Count the lines of the records that include the word "arrangement", and reply with the number alone.
***** PROVIDED DATA *****
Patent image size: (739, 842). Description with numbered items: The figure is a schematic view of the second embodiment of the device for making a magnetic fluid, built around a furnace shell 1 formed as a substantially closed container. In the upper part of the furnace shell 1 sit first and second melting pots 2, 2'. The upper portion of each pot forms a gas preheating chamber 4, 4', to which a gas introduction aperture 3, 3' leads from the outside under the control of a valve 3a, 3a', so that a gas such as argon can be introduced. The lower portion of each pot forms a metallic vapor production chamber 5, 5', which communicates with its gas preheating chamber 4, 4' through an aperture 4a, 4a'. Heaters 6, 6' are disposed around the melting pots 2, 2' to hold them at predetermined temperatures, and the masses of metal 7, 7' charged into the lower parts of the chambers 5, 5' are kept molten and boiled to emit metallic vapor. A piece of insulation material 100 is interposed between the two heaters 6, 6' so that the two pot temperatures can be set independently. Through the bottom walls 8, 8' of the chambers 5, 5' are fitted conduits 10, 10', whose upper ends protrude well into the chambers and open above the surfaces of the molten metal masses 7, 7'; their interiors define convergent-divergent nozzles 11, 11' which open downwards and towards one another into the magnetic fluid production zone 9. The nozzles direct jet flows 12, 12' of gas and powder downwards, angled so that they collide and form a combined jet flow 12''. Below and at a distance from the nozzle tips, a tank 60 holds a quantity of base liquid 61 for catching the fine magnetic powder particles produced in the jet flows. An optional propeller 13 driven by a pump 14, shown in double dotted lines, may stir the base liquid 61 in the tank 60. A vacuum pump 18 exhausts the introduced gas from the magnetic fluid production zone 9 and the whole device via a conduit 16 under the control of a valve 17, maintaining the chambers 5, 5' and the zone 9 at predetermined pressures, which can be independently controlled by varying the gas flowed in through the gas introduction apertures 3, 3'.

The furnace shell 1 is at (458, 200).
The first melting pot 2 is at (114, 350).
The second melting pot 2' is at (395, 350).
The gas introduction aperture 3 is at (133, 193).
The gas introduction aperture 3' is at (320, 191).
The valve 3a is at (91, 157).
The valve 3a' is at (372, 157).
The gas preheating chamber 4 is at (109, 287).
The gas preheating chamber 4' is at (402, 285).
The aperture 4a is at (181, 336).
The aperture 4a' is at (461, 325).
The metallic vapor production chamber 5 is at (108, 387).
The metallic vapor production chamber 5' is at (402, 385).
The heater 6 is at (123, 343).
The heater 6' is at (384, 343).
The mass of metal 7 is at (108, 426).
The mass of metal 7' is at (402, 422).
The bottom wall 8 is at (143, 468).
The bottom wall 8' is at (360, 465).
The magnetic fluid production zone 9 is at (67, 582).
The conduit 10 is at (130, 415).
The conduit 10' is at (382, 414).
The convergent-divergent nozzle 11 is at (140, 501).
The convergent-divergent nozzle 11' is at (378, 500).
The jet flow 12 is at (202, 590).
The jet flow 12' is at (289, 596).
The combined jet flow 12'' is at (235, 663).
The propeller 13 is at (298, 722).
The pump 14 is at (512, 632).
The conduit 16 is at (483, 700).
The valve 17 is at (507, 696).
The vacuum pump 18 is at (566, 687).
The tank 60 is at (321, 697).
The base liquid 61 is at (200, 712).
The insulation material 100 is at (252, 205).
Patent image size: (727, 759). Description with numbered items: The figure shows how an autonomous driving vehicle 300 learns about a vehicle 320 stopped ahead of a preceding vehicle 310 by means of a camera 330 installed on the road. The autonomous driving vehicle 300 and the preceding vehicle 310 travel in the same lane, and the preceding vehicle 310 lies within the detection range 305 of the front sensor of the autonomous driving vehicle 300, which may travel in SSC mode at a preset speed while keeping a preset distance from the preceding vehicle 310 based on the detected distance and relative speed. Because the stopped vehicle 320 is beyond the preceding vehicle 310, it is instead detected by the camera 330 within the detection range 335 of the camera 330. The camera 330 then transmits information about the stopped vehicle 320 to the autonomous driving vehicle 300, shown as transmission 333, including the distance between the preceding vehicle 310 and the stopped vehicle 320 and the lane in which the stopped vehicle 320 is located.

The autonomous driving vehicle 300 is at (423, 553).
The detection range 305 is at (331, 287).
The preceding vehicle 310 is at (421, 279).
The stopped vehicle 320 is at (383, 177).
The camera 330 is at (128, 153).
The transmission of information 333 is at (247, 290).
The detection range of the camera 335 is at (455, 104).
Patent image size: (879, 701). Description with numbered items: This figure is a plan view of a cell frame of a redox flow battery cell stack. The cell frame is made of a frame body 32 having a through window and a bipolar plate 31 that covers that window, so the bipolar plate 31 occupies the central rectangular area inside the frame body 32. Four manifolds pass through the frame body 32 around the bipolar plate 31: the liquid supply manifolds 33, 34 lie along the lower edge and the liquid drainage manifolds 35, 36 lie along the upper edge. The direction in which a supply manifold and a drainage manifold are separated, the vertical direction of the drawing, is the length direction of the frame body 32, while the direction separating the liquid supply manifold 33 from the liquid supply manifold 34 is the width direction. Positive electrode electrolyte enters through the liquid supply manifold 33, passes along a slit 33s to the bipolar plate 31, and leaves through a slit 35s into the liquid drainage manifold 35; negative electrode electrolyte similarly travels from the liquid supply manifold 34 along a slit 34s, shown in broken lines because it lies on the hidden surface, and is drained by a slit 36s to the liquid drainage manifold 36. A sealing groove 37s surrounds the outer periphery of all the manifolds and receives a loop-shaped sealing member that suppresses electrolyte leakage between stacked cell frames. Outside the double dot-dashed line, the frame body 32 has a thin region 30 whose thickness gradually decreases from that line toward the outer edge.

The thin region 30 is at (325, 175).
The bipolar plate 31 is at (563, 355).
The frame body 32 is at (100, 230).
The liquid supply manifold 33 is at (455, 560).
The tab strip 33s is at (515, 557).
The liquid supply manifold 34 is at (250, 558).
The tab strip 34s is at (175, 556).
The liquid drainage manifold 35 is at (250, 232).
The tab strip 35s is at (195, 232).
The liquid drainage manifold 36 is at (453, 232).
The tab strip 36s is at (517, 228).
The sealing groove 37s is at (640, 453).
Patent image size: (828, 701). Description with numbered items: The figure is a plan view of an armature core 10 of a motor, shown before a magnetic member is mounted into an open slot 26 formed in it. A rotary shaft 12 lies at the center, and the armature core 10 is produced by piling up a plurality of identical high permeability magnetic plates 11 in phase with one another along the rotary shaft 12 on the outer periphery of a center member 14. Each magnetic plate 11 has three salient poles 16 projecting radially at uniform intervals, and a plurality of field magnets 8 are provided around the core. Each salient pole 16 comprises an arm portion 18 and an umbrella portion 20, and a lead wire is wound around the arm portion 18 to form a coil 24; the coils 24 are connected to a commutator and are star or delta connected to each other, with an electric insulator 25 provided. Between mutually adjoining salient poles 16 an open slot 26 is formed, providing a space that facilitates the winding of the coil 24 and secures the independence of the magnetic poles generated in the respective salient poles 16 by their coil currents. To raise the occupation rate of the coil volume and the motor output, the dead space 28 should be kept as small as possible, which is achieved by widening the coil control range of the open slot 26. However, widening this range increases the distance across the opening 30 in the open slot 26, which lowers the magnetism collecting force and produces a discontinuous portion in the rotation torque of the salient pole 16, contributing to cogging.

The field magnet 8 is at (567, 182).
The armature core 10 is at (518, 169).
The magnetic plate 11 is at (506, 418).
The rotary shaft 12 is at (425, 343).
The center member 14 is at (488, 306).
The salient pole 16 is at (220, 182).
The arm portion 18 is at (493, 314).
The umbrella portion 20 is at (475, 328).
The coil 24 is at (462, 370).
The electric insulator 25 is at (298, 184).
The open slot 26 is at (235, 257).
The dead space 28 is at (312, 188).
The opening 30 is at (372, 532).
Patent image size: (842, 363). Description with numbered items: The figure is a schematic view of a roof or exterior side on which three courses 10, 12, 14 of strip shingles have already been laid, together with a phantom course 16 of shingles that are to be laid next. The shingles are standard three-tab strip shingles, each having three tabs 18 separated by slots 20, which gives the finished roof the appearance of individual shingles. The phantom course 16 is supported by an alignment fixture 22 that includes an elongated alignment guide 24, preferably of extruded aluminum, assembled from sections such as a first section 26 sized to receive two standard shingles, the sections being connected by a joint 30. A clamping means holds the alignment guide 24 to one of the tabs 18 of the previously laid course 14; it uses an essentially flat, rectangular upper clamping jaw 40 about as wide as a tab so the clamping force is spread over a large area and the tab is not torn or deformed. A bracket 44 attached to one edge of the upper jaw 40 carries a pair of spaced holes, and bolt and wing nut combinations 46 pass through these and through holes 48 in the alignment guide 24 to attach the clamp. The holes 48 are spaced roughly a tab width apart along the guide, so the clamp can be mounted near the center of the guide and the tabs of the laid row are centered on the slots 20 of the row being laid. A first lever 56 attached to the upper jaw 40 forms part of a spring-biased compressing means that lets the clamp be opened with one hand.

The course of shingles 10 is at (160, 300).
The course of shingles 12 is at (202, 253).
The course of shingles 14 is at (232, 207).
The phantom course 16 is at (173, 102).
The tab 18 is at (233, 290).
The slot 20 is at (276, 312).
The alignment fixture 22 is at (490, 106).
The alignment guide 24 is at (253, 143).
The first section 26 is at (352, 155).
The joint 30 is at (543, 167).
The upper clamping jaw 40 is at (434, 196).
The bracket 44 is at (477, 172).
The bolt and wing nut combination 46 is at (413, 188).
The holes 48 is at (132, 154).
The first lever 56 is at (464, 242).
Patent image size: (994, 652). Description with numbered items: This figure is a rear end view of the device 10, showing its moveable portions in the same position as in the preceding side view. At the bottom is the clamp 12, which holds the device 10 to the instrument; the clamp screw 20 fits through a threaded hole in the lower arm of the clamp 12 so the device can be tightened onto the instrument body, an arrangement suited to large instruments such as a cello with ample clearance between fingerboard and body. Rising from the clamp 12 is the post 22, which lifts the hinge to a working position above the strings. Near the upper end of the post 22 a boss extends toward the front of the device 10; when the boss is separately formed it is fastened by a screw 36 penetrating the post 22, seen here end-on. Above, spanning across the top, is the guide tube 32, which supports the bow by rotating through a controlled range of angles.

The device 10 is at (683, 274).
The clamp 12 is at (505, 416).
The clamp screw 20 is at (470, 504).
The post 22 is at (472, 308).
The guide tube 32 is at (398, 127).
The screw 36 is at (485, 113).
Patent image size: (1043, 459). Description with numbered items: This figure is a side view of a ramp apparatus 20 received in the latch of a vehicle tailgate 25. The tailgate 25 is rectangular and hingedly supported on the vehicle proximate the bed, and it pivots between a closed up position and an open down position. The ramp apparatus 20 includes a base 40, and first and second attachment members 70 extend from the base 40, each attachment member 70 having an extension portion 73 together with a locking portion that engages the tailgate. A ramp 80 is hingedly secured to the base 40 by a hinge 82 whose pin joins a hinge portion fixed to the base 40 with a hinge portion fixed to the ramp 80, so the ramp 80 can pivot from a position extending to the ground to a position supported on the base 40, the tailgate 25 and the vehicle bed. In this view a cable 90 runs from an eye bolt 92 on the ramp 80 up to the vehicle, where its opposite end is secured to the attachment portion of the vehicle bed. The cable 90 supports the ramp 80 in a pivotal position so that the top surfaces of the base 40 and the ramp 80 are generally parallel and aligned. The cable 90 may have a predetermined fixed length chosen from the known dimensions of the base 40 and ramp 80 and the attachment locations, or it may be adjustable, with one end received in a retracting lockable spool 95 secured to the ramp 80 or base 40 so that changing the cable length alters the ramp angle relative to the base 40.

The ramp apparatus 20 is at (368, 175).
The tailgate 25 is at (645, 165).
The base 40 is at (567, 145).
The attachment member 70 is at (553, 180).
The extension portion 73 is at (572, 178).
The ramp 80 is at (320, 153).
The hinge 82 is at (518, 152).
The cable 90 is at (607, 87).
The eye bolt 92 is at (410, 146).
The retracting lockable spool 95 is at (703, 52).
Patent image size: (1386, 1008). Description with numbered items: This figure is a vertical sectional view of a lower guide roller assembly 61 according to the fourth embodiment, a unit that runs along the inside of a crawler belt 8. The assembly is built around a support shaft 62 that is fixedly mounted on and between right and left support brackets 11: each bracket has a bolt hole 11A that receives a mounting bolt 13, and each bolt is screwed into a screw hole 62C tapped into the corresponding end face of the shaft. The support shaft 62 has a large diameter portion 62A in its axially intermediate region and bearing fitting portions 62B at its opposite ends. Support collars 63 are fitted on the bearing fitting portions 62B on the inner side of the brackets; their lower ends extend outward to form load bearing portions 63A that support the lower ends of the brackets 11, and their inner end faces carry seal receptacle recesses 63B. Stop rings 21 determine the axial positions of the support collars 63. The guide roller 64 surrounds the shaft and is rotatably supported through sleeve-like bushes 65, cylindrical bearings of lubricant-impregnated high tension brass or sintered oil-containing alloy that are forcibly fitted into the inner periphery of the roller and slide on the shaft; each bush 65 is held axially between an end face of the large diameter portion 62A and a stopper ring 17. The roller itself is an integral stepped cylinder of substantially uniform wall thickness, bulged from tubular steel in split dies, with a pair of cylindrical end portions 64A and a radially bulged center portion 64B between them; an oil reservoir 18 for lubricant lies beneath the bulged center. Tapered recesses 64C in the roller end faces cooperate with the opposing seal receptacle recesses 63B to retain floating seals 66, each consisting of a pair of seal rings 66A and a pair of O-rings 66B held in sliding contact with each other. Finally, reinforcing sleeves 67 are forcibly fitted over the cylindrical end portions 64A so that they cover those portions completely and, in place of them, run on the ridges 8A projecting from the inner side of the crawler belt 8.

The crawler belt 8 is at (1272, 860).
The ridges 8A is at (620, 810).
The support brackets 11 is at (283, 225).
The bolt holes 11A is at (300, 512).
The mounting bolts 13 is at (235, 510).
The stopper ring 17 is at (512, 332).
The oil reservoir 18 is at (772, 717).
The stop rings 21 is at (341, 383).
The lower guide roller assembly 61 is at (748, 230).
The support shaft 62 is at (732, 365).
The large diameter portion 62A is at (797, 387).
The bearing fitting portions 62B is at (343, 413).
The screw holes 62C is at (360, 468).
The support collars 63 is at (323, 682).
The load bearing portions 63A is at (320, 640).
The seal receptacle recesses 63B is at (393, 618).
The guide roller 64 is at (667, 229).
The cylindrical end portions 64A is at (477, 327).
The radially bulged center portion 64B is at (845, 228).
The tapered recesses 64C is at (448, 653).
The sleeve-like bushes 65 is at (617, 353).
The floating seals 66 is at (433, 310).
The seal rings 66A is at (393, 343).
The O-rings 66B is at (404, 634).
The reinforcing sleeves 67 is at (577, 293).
*****
THE RESULT:
1